Given problem -
Check each line of the records below and collect those that include the word "villor".

Given entries -
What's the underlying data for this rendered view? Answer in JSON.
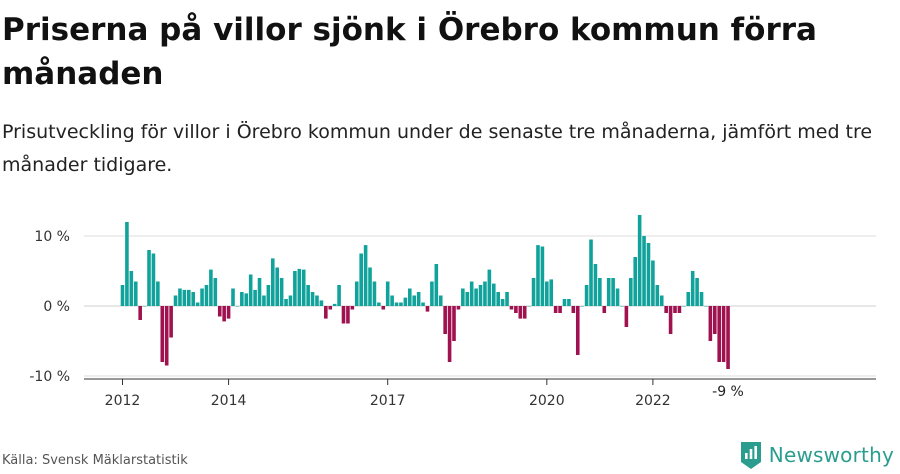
{
  "title": "Priserna på villor sjönk i Örebro kommun förra månaden",
  "subtitle": "Prisutveckling för villor i Örebro kommun under de senaste tre månaderna, jämfört med tre månader tidigare.",
  "source": "Källa: Svensk Mäklarstatistik",
  "brand": "Newsworthy",
  "colors": {
    "positive": "#11a39b",
    "negative": "#a0124f",
    "brand": "#2a9d8f"
  },
  "chart_data": {
    "type": "bar",
    "ylim": [
      -10,
      14
    ],
    "yticks": [
      {
        "value": 10,
        "label": "10 %"
      },
      {
        "value": 0,
        "label": "0 %"
      },
      {
        "value": -10,
        "label": "-10 %"
      }
    ],
    "xticks": [
      {
        "label": "2012",
        "year": 2012,
        "month": 1
      },
      {
        "label": "2014",
        "year": 2014,
        "month": 1
      },
      {
        "label": "2017",
        "year": 2017,
        "month": 1
      },
      {
        "label": "2020",
        "year": 2020,
        "month": 1
      },
      {
        "label": "2022",
        "year": 2022,
        "month": 1
      }
    ],
    "start": {
      "year": 2012,
      "month": 1
    },
    "end_label": "-9 %",
    "values": [
      3,
      12,
      5,
      3.5,
      -2,
      0,
      8,
      7.5,
      3.5,
      -8,
      -8.5,
      -4.5,
      1.5,
      2.5,
      2.3,
      2.3,
      2,
      0.5,
      2.5,
      3,
      5.2,
      4,
      -1.5,
      -2.2,
      -1.8,
      2.5,
      0,
      2,
      1.8,
      4.5,
      2.3,
      4,
      1.5,
      3,
      6.8,
      5.5,
      4,
      1,
      1.5,
      5,
      5.3,
      5.2,
      3,
      2,
      1.5,
      0.8,
      -1.8,
      -0.5,
      0.3,
      3,
      -2.5,
      -2.5,
      -0.5,
      3.5,
      7.5,
      8.7,
      5.5,
      3.5,
      0.5,
      -0.5,
      3.5,
      1.5,
      0.5,
      0.5,
      1.2,
      2.5,
      1.5,
      2,
      0.5,
      -0.8,
      3.5,
      6,
      1.5,
      -4,
      -8,
      -5,
      -0.5,
      2.5,
      2,
      3.5,
      2.5,
      3,
      3.5,
      5.2,
      3.2,
      2,
      1,
      2,
      -0.5,
      -1,
      -1.8,
      -1.8,
      0,
      4,
      8.7,
      8.5,
      3.5,
      3.8,
      -1,
      -1,
      1,
      1,
      -1,
      -7,
      0,
      3,
      9.5,
      6,
      4,
      -1,
      4,
      4,
      2.5,
      0,
      -3,
      4,
      7,
      13,
      10,
      9,
      6.5,
      3,
      1.5,
      -1,
      -4,
      -1,
      -1,
      0,
      2,
      5,
      4,
      2,
      0,
      -5,
      -4,
      -8,
      -8,
      -9
    ]
  }
}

Response to this task -
  "title": "Priserna på villor sjönk i Örebro kommun förra månaden",
  "subtitle": "Prisutveckling för villor i Örebro kommun under de senaste tre månaderna, jämfört med tre månader tidigare.",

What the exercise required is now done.